Collection entries:

⟨

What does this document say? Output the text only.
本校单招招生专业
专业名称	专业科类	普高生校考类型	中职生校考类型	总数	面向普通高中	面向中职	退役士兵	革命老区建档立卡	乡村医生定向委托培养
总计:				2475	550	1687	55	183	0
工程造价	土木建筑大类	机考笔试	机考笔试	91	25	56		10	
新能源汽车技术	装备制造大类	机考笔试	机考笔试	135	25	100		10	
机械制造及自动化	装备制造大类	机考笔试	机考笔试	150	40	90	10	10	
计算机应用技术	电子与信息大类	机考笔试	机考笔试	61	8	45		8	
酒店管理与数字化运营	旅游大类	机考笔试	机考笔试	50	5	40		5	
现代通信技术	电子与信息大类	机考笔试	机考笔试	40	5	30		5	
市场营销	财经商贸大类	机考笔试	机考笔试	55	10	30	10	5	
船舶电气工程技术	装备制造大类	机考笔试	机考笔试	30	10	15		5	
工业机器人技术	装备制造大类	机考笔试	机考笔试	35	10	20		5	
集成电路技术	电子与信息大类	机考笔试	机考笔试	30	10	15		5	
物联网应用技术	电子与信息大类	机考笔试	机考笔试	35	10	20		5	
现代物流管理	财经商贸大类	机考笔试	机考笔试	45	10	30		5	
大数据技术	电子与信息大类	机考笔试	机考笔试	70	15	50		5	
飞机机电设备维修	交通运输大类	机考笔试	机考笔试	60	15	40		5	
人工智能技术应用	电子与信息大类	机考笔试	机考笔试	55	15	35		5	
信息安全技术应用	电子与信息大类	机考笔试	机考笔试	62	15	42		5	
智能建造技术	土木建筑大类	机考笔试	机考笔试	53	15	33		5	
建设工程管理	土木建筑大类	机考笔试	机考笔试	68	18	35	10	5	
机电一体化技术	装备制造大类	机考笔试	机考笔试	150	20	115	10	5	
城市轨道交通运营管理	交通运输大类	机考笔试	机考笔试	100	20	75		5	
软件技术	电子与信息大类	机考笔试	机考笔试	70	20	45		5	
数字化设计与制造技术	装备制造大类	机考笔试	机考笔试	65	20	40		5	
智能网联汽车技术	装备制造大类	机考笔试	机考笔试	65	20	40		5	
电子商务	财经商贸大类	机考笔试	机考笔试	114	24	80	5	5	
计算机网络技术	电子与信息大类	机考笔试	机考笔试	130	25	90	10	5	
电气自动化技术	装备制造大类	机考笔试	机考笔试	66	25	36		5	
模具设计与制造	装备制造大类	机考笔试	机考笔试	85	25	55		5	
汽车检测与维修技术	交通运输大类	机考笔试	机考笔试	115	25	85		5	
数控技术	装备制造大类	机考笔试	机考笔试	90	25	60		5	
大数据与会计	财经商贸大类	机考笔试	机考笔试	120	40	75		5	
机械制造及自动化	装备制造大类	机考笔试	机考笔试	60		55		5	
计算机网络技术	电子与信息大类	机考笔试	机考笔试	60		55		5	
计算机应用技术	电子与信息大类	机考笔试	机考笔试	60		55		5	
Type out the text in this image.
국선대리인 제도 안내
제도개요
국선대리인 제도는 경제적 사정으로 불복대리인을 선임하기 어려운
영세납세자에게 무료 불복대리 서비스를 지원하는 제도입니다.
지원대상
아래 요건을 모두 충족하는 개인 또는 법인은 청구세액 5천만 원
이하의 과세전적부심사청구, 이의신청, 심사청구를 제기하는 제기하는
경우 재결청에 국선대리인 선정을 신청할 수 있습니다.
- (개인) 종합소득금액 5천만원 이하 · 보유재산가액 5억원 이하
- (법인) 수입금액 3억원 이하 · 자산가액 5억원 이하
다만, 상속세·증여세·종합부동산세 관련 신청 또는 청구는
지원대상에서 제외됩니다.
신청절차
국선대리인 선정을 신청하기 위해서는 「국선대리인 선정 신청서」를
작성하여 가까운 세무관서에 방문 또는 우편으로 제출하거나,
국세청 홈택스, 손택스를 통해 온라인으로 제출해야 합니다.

⟩

● Task
Retype all the material above precisely, with no line left out.

● Full solution
What does this document say? Output the text only.
本校单招招生专业
专业名称	专业科类	普高生校考类型	中职生校考类型	总数	面向普通高中	面向中职	退役士兵	革命老区建档立卡	乡村医生定向委托培养
总计:				2475	550	1687	55	183	0
工程造价	土木建筑大类	机考笔试	机考笔试	91	25	56		10	
新能源汽车技术	装备制造大类	机考笔试	机考笔试	135	25	100		10	
机械制造及自动化	装备制造大类	机考笔试	机考笔试	150	40	90	10	10	
计算机应用技术	电子与信息大类	机考笔试	机考笔试	61	8	45		8	
酒店管理与数字化运营	旅游大类	机考笔试	机考笔试	50	5	40		5	
现代通信技术	电子与信息大类	机考笔试	机考笔试	40	5	30		5	
市场营销	财经商贸大类	机考笔试	机考笔试	55	10	30	10	5	
船舶电气工程技术	装备制造大类	机考笔试	机考笔试	30	10	15		5	
工业机器人技术	装备制造大类	机考笔试	机考笔试	35	10	20		5	
集成电路技术	电子与信息大类	机考笔试	机考笔试	30	10	15		5	
物联网应用技术	电子与信息大类	机考笔试	机考笔试	35	10	20		5	
现代物流管理	财经商贸大类	机考笔试	机考笔试	45	10	30		5	
大数据技术	电子与信息大类	机考笔试	机考笔试	70	15	50		5	
飞机机电设备维修	交通运输大类	机考笔试	机考笔试	60	15	40		5	
人工智能技术应用	电子与信息大类	机考笔试	机考笔试	55	15	35		5	
信息安全技术应用	电子与信息大类	机考笔试	机考笔试	62	15	42		5	
智能建造技术	土木建筑大类	机考笔试	机考笔试	53	15	33		5	
建设工程管理	土木建筑大类	机考笔试	机考笔试	68	18	35	10	5	
机电一体化技术	装备制造大类	机考笔试	机考笔试	150	20	115	10	5	
城市轨道交通运营管理	交通运输大类	机考笔试	机考笔试	100	20	75		5	
软件技术	电子与信息大类	机考笔试	机考笔试	70	20	45		5	
数字化设计与制造技术	装备制造大类	机考笔试	机考笔试	65	20	40		5	
智能网联汽车技术	装备制造大类	机考笔试	机考笔试	65	20	40		5	
电子商务	财经商贸大类	机考笔试	机考笔试	114	24	80	5	5	
计算机网络技术	电子与信息大类	机考笔试	机考笔试	130	25	90	10	5	
电气自动化技术	装备制造大类	机考笔试	机考笔试	66	25	36		5	
模具设计与制造	装备制造大类	机考笔试	机考笔试	85	25	55		5	
汽车检测与维修技术	交通运输大类	机考笔试	机考笔试	115	25	85		5	
数控技术	装备制造大类	机考笔试	机考笔试	90	25	60		5	
大数据与会计	财经商贸大类	机考笔试	机考笔试	120	40	75		5	
机械制造及自动化	装备制造大类	机考笔试	机考笔试	60		55		5	
计算机网络技术	电子与信息大类	机考笔试	机考笔试	60		55		5	
计算机应用技术	电子与信息大类	机考笔试	机考笔试	60		55		5	
Type out the text in this image.
국선대리인 제도 안내
제도개요
국선대리인 제도는 경제적 사정으로 불복대리인을 선임하기 어려운
영세납세자에게 무료 불복대리 서비스를 지원하는 제도입니다.
지원대상
아래 요건을 모두 충족하는 개인 또는 법인은 청구세액 5천만 원
이하의 과세전적부심사청구, 이의신청, 심사청구를 제기하는 제기하는
경우 재결청에 국선대리인 선정을 신청할 수 있습니다.
- (개인) 종합소득금액 5천만원 이하 · 보유재산가액 5억원 이하
- (법인) 수입금액 3억원 이하 · 자산가액 5억원 이하
다만, 상속세·증여세·종합부동산세 관련 신청 또는 청구는
지원대상에서 제외됩니다.
신청절차
국선대리인 선정을 신청하기 위해서는 「국선대리인 선정 신청서」를
작성하여 가까운 세무관서에 방문 또는 우편으로 제출하거나,
국세청 홈택스, 손택스를 통해 온라인으로 제출해야 합니다.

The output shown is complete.